• [AIM]: Identify all lines in the data containing the string "title". Copy them out.

• [EXERCISE MATERIAL]:
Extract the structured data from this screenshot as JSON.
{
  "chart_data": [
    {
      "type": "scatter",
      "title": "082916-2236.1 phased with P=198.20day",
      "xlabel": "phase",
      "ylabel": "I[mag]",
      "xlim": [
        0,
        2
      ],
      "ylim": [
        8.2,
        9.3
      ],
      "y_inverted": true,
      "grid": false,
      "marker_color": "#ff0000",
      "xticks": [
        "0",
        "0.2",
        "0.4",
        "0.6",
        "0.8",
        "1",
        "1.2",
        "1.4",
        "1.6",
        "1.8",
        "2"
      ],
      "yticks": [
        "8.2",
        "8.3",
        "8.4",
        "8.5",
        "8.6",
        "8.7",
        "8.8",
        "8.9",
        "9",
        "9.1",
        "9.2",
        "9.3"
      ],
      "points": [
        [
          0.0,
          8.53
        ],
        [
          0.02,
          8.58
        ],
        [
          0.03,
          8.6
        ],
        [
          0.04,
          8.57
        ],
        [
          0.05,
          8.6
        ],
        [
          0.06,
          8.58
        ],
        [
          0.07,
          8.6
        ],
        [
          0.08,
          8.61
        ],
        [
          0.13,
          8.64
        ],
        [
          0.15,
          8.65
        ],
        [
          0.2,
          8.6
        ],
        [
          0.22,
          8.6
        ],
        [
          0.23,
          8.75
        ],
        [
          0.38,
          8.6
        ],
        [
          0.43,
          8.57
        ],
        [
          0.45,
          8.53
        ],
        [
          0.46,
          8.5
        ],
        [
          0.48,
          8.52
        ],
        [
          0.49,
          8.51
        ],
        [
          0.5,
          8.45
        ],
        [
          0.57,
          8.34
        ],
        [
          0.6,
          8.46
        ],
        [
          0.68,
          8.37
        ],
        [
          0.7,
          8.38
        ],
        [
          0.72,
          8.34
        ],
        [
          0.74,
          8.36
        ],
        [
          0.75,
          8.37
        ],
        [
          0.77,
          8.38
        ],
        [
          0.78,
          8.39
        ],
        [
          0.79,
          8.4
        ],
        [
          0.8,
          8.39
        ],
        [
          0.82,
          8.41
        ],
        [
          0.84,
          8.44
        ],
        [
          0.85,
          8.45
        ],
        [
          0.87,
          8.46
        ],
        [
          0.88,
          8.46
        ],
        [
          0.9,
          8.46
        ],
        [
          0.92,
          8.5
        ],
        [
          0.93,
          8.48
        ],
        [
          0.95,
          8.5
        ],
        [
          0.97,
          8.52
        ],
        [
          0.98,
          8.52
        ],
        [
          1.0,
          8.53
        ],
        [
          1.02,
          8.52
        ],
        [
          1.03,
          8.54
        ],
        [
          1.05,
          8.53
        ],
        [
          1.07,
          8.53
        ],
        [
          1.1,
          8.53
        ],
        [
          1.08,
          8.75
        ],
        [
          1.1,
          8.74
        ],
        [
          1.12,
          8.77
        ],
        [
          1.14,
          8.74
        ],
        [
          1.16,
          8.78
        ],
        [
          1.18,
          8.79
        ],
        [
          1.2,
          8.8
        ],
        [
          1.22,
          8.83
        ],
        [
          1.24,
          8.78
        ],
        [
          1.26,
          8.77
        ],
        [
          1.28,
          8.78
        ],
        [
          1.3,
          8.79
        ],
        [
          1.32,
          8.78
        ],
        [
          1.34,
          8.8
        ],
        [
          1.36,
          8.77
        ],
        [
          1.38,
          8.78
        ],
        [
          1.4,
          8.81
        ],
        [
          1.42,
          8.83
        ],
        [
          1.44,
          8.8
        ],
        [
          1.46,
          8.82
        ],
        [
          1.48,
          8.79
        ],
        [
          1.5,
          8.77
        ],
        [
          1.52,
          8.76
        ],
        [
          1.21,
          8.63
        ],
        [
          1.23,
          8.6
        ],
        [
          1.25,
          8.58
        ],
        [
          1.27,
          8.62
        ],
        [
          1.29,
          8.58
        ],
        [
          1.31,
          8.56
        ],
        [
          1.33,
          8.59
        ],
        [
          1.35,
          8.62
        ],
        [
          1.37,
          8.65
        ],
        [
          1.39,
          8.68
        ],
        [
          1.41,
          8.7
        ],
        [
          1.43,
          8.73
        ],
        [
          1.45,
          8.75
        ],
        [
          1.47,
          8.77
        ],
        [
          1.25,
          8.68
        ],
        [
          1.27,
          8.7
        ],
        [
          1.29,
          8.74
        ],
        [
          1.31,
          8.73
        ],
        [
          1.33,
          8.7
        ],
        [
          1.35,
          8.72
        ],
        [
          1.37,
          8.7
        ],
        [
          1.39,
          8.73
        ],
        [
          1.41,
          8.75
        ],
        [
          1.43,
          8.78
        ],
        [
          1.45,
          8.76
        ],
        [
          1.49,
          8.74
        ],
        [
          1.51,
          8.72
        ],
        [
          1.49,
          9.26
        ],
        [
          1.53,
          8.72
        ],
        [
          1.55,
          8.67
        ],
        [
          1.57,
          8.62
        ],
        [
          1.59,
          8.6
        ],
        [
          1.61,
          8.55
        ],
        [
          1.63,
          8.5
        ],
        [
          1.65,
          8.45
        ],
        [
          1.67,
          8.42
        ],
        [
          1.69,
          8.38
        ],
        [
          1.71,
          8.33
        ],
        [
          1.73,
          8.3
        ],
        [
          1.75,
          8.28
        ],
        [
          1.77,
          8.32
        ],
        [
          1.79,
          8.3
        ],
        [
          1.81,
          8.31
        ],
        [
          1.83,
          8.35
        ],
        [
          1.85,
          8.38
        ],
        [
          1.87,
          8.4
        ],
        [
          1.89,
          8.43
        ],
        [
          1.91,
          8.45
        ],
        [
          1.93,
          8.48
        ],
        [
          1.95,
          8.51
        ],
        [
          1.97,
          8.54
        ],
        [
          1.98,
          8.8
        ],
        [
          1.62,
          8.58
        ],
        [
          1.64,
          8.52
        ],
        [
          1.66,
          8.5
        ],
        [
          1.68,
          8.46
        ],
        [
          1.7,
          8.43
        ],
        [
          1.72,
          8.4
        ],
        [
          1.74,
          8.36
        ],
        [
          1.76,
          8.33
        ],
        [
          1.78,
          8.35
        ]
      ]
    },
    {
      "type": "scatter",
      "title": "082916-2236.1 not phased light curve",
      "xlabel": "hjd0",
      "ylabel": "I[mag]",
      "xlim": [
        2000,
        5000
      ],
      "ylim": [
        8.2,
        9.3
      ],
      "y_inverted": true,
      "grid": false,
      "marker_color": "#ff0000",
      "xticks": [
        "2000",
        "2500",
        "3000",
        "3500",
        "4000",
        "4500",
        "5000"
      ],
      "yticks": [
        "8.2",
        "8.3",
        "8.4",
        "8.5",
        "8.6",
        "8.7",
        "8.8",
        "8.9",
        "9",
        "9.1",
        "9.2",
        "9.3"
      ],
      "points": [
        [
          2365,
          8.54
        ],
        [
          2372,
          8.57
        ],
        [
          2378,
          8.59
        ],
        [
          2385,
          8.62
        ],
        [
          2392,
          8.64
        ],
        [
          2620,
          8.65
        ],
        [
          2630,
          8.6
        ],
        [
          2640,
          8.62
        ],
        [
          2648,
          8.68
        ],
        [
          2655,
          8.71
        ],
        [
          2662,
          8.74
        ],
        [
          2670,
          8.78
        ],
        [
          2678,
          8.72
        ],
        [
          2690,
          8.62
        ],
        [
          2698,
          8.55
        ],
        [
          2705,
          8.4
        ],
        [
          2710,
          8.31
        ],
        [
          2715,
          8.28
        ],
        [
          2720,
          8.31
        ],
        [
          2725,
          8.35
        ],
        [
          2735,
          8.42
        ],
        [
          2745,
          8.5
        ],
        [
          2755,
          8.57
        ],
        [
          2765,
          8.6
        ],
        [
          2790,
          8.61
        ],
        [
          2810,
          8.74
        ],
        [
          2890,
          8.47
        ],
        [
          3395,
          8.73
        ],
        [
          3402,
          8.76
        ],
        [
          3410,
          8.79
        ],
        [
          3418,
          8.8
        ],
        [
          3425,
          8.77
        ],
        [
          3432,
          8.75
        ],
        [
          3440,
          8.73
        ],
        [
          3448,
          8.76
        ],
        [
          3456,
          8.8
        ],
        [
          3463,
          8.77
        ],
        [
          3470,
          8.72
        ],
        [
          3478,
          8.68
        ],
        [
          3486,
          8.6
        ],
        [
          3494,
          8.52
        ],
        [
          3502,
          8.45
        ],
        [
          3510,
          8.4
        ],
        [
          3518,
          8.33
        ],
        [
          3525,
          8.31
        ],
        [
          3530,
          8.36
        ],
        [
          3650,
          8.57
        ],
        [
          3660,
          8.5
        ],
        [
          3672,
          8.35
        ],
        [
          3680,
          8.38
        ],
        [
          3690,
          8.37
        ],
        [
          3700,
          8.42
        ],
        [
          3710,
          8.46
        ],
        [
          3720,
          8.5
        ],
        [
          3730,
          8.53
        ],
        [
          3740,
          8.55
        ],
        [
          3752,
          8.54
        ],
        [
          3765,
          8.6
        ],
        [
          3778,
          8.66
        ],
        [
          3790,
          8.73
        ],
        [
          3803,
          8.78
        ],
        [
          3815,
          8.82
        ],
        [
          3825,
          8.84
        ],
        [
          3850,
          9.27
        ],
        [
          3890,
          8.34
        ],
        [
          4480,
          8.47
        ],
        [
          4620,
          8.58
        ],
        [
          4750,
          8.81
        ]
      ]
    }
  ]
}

• [OUTPUT BELOW]:
      "title": "082916-2236.1 phased with P=198.20day",
      "title": "082916-2236.1 not phased light curve",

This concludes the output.